◆ Written exercise ◆
Set the data down again, exactly as it reads, but without the pictures.

◆ Exercise material ◆
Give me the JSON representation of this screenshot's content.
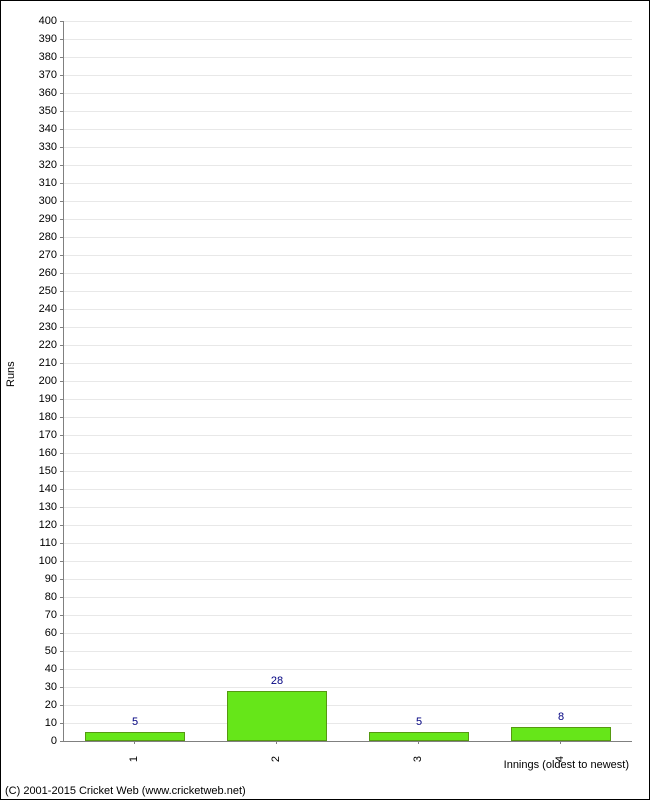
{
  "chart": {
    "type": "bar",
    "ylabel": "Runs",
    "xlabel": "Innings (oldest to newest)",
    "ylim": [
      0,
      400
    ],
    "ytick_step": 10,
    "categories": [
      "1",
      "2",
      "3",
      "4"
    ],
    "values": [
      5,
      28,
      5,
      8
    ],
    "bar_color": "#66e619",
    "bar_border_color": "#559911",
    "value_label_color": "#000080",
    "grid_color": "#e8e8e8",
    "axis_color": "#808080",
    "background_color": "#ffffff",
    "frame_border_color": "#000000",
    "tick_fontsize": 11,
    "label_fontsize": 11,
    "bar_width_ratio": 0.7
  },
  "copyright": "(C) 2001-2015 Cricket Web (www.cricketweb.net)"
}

◆ Full response ◆
Give me the JSON representation of this screenshot's content.
{
  "chart": {
    "type": "bar",
    "ylabel": "Runs",
    "xlabel": "Innings (oldest to newest)",
    "ylim": [
      0,
      400
    ],
    "ytick_step": 10,
    "categories": [
      "1",
      "2",
      "3",
      "4"
    ],
    "values": [
      5,
      28,
      5,
      8
    ],
    "bar_color": "#66e619",
    "bar_border_color": "#559911",
    "value_label_color": "#000080",
    "grid_color": "#e8e8e8",
    "axis_color": "#808080",
    "background_color": "#ffffff",
    "frame_border_color": "#000000",
    "tick_fontsize": 11,
    "label_fontsize": 11,
    "bar_width_ratio": 0.7
  },
  "copyright": "(C) 2001-2015 Cricket Web (www.cricketweb.net)"
}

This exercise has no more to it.